(Data entries)
========================

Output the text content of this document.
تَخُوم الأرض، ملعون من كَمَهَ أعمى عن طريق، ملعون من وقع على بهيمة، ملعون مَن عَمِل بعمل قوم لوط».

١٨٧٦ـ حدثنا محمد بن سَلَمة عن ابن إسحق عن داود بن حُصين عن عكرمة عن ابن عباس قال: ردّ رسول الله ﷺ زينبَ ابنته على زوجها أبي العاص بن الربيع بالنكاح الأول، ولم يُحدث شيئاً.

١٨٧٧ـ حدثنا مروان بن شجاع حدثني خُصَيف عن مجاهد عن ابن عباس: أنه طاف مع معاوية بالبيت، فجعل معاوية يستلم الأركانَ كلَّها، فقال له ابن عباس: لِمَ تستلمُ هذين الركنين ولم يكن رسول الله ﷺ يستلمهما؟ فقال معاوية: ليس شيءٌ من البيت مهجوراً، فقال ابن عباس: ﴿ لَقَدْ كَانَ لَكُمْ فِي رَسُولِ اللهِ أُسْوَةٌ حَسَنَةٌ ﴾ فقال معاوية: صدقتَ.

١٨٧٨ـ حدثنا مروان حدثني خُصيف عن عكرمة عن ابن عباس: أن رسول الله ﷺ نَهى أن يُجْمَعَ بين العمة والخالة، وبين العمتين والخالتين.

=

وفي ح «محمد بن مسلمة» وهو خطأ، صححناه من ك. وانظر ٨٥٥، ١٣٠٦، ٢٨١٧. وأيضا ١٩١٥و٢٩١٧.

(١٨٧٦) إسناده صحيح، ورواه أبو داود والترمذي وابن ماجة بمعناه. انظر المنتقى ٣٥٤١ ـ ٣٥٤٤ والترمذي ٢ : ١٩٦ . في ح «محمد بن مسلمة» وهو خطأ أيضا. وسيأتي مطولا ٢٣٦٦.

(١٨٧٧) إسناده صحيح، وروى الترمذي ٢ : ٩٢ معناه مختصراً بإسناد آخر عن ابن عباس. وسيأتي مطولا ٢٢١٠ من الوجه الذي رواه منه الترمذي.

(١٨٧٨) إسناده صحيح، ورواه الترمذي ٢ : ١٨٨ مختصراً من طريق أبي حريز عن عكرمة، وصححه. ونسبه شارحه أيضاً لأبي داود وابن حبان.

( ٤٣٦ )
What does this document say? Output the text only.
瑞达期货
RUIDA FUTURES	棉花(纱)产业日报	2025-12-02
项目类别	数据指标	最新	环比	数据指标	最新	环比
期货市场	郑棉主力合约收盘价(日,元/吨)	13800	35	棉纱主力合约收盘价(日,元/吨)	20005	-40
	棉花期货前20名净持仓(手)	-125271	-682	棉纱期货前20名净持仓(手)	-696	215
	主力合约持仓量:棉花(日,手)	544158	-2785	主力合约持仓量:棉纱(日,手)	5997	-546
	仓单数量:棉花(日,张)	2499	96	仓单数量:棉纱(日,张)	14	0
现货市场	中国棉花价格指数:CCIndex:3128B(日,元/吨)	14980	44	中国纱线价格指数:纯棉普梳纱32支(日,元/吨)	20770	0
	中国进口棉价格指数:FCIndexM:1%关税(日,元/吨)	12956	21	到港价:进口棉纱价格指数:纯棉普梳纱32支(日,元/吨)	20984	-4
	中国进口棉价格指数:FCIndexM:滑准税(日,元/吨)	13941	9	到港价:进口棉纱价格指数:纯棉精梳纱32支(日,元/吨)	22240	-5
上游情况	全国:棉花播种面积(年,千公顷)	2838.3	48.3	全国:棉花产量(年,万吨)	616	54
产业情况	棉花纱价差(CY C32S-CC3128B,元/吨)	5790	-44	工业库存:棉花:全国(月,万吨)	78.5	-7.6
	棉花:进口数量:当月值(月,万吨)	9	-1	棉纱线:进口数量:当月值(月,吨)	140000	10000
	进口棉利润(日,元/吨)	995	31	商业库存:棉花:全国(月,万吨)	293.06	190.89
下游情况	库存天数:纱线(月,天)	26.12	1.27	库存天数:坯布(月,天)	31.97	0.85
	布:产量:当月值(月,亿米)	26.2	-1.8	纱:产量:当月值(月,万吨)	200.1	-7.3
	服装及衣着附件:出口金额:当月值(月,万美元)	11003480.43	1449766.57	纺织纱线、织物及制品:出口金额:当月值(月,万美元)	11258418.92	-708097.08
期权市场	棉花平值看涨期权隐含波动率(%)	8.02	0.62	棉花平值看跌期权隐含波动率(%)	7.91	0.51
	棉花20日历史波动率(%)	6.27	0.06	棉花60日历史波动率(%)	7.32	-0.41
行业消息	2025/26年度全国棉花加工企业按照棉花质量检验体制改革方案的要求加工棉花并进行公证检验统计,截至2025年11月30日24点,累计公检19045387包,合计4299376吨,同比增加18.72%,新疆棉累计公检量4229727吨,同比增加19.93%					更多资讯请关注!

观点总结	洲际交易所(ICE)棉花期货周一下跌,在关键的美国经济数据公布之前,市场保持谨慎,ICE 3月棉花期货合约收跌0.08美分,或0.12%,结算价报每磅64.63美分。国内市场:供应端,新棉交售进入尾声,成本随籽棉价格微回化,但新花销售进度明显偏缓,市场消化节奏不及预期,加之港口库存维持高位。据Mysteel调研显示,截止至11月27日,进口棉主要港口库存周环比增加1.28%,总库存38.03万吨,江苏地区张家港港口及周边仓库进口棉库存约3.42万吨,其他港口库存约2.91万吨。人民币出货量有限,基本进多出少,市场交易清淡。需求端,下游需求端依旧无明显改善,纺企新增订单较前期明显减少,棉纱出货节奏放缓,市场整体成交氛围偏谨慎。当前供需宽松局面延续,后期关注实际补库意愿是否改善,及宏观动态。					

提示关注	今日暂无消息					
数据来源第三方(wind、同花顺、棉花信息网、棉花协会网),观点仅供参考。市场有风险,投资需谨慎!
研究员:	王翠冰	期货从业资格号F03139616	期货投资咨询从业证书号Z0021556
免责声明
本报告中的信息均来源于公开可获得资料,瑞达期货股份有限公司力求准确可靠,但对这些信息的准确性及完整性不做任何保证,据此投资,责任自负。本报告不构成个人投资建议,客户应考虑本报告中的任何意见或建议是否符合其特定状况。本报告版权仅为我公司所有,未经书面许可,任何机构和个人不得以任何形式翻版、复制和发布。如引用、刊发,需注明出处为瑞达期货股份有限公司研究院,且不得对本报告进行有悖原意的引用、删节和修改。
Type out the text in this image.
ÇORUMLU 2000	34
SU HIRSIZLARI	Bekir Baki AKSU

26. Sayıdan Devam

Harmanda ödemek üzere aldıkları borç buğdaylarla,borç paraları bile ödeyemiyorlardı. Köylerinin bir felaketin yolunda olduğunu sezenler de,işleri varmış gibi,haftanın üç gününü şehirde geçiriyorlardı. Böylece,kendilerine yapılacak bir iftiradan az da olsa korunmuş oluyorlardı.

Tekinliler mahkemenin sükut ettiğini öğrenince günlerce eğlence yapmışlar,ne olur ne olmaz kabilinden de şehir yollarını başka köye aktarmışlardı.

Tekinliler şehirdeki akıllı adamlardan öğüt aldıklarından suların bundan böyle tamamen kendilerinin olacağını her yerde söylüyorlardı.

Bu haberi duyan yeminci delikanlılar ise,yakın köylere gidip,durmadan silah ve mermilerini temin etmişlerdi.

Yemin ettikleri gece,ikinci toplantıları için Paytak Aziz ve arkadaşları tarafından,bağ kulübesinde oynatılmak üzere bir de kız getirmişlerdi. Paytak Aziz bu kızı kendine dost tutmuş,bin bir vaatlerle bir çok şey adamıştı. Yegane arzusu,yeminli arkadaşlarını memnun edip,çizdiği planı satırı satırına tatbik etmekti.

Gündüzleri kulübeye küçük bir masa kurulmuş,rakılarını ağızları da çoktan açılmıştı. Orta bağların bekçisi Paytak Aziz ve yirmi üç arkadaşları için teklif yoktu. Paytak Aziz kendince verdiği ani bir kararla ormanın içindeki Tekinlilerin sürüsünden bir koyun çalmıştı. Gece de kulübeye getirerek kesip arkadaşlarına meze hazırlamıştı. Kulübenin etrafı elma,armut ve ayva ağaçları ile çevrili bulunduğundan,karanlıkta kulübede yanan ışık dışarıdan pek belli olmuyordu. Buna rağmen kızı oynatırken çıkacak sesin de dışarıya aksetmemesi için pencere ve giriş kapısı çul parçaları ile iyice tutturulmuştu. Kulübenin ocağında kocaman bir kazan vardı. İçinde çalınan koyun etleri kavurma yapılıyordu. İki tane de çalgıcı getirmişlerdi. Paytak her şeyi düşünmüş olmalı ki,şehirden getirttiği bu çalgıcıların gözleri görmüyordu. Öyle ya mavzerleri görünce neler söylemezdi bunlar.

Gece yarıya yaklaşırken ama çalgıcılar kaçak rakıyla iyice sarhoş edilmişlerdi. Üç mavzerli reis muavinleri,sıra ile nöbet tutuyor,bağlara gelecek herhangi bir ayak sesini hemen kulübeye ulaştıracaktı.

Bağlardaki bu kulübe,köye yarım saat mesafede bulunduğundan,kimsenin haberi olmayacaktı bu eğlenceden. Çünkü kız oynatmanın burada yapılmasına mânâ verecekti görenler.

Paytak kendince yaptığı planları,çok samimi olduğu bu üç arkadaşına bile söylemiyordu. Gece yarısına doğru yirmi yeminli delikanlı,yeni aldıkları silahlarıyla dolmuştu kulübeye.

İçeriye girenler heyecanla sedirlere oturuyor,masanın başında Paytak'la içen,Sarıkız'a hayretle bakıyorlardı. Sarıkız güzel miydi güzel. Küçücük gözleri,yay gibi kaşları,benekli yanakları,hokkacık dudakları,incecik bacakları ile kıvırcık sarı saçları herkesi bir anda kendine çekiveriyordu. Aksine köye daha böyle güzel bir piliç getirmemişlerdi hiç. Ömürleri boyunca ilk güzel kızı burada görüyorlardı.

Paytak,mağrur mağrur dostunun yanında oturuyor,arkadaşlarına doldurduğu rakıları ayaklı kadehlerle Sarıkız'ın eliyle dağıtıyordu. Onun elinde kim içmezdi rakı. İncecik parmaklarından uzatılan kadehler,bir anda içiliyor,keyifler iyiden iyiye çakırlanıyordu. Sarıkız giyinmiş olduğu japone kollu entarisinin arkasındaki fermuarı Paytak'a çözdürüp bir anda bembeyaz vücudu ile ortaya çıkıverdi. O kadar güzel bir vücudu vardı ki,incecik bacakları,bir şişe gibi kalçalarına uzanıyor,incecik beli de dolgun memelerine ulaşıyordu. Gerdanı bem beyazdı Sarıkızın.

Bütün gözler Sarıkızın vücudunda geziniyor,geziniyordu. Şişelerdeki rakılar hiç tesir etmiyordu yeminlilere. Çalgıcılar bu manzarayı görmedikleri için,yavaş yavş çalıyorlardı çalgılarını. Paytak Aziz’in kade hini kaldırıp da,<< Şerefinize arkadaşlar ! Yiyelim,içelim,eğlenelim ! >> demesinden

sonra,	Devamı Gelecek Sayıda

========================

## [Stated exercise]
Give only the number of lines in the entries above that hold the string "عكرمة".

## [Answer to the problem]
3